■ TASK DIRECTIONS
Return each line containing the string "weekend".

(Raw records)

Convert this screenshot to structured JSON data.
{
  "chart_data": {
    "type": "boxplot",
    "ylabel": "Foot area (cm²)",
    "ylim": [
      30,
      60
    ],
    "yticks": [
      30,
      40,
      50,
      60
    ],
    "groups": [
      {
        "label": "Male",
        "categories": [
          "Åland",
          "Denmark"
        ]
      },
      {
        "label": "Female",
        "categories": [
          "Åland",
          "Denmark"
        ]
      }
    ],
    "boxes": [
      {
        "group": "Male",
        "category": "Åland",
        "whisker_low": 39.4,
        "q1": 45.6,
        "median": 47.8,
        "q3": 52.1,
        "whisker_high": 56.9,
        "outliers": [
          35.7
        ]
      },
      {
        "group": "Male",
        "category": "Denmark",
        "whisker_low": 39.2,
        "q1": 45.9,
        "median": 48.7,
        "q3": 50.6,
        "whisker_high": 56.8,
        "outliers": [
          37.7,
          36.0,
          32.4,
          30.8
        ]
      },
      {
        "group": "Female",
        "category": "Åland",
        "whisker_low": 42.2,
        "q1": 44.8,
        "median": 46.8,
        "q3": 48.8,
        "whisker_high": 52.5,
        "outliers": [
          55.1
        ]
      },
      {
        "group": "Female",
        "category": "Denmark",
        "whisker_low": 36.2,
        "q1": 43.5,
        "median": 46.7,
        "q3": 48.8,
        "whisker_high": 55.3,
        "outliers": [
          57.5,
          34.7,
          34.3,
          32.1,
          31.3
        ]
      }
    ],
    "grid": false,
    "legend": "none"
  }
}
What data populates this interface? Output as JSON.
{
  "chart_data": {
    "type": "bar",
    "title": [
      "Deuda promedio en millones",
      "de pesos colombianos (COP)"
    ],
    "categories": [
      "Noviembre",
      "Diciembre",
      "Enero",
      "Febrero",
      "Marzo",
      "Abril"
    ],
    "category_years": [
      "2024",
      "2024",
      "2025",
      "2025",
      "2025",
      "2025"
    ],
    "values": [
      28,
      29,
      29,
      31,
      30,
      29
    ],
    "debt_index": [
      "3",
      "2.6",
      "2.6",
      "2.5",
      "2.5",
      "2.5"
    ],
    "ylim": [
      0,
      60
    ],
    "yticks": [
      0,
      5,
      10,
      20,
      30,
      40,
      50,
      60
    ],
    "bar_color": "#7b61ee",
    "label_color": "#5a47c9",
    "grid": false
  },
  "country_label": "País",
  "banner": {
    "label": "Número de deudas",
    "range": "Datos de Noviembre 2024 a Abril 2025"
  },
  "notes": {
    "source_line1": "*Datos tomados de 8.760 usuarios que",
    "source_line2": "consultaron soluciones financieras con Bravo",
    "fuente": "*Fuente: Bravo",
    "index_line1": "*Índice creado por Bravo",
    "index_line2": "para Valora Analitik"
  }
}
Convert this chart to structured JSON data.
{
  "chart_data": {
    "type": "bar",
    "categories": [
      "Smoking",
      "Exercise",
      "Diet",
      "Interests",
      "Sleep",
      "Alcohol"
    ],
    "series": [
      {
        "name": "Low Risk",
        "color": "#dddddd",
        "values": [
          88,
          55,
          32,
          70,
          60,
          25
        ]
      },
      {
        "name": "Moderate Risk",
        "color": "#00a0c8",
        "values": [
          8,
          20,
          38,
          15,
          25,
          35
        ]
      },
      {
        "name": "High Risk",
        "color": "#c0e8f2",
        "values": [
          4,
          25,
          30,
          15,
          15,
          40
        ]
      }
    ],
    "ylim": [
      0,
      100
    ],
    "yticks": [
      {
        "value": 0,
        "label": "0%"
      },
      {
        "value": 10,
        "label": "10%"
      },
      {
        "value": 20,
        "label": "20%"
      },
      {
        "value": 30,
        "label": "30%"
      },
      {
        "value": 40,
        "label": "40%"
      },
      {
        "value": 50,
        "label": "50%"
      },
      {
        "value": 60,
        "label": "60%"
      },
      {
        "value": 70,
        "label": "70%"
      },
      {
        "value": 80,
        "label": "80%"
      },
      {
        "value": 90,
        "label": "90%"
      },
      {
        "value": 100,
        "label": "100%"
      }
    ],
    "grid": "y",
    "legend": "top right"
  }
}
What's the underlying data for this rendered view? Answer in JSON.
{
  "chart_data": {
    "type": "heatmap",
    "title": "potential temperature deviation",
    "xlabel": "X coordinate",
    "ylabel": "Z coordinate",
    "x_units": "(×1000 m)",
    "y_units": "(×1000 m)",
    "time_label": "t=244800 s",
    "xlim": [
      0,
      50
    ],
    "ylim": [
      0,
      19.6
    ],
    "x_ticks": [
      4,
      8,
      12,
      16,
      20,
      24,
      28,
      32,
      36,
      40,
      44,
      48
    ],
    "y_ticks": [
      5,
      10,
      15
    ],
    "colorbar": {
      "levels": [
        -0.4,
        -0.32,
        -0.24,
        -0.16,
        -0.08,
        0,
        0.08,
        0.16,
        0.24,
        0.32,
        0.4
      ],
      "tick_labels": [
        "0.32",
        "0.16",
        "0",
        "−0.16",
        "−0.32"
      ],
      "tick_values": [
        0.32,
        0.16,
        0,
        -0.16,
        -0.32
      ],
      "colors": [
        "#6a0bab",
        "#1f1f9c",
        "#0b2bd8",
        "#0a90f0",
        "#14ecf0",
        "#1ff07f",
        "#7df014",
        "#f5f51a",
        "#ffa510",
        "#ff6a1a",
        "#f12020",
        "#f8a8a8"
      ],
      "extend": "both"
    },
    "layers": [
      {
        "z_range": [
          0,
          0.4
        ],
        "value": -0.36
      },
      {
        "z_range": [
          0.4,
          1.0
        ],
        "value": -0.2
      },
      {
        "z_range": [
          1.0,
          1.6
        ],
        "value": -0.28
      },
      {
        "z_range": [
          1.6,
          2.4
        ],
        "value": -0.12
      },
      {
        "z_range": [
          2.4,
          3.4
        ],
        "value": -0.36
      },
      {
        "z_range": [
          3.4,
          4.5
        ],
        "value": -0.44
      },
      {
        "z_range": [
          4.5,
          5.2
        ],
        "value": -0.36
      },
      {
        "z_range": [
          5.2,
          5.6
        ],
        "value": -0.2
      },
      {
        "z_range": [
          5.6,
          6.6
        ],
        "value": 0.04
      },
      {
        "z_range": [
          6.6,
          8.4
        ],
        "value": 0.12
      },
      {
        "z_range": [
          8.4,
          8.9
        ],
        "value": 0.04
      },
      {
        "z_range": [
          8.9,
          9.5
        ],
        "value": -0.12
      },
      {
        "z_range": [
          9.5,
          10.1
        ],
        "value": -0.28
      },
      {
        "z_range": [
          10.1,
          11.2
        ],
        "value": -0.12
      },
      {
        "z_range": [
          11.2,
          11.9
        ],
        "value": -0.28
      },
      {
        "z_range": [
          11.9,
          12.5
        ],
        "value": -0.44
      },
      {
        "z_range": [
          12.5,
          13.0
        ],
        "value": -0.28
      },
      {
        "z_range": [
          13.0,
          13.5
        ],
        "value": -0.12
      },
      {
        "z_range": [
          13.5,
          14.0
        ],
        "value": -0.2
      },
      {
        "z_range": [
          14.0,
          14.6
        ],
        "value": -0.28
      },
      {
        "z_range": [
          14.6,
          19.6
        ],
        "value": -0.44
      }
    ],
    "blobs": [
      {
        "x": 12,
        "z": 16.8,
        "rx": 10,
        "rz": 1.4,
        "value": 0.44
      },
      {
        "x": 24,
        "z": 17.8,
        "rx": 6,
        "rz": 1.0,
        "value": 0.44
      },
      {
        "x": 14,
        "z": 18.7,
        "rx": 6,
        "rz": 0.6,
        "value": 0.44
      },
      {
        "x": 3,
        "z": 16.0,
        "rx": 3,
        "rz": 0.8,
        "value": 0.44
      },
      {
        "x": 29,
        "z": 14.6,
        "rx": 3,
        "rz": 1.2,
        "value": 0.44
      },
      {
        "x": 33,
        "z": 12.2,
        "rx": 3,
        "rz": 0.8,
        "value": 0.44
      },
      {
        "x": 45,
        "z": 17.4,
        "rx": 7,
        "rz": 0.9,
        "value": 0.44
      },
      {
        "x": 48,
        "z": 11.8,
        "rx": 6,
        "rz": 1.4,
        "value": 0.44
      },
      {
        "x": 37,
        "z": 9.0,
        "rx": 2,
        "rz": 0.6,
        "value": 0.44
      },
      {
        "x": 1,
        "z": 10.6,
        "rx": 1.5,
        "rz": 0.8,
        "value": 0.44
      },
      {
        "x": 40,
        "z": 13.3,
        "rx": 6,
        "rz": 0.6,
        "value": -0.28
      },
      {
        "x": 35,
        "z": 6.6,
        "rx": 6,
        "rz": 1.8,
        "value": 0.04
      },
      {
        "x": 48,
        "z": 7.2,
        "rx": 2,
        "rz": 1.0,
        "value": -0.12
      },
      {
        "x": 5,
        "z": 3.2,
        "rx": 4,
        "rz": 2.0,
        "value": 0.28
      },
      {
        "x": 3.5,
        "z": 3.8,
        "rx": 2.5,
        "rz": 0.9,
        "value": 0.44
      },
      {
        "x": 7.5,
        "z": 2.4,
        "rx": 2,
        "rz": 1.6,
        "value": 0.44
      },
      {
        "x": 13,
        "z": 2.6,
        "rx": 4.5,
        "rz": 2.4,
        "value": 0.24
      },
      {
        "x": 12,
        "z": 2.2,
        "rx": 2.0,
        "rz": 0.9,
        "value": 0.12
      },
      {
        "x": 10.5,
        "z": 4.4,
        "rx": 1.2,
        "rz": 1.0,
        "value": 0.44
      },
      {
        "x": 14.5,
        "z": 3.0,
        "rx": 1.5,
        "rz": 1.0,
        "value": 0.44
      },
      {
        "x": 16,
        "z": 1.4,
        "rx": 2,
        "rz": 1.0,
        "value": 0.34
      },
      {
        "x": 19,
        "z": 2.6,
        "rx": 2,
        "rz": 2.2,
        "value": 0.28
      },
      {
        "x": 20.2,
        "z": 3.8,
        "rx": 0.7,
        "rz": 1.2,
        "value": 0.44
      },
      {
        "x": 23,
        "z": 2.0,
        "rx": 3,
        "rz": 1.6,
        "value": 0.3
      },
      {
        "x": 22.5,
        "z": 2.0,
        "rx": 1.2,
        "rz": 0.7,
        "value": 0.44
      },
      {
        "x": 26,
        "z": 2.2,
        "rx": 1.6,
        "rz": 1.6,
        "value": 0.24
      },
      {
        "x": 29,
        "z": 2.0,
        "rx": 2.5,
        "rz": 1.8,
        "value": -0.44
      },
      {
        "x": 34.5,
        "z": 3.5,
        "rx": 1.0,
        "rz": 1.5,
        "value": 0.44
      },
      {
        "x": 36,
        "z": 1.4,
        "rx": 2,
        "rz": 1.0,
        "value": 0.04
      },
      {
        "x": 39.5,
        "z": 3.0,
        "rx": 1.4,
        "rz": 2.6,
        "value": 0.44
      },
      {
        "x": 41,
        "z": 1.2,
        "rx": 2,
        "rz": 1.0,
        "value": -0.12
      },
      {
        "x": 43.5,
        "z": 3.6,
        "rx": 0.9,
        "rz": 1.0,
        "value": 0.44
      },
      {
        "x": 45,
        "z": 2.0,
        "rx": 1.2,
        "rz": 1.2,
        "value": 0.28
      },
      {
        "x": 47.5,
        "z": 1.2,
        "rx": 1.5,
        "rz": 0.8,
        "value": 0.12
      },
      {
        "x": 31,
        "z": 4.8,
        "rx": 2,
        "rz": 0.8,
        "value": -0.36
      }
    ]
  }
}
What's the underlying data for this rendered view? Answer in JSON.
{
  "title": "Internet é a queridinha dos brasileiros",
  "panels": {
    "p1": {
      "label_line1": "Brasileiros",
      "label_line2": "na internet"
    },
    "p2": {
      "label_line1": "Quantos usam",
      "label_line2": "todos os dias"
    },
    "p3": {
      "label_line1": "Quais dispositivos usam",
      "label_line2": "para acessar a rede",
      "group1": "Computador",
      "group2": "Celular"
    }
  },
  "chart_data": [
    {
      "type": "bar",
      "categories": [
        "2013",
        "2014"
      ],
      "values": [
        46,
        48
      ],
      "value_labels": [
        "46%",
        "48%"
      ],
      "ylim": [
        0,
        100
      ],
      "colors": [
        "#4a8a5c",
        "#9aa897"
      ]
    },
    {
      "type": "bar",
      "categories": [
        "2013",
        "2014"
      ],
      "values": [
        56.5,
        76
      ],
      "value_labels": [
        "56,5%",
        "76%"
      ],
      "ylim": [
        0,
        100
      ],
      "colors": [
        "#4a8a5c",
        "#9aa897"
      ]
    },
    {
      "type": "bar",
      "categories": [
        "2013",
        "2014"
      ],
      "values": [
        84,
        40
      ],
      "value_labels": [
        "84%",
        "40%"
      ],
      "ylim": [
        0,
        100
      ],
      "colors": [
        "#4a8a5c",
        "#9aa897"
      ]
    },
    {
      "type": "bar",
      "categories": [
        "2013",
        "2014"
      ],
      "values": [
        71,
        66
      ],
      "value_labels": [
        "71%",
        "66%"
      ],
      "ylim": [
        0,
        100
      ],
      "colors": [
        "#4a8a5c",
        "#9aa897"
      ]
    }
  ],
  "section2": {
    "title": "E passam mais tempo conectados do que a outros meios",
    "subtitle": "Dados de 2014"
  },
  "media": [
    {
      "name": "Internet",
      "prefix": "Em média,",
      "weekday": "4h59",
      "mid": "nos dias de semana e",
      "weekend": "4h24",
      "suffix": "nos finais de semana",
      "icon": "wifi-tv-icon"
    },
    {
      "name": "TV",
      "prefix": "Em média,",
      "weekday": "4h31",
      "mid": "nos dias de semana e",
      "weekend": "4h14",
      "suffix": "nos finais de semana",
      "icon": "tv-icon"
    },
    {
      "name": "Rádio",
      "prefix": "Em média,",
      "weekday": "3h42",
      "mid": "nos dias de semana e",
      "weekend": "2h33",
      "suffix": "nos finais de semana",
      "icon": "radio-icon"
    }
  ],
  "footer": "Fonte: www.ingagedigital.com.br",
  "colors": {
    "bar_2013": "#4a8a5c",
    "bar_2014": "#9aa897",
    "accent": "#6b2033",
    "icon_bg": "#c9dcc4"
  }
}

■ WRITTEN SOLUTION
      "weekend": "4h24",
      "weekend": "4h14",
      "weekend": "2h33",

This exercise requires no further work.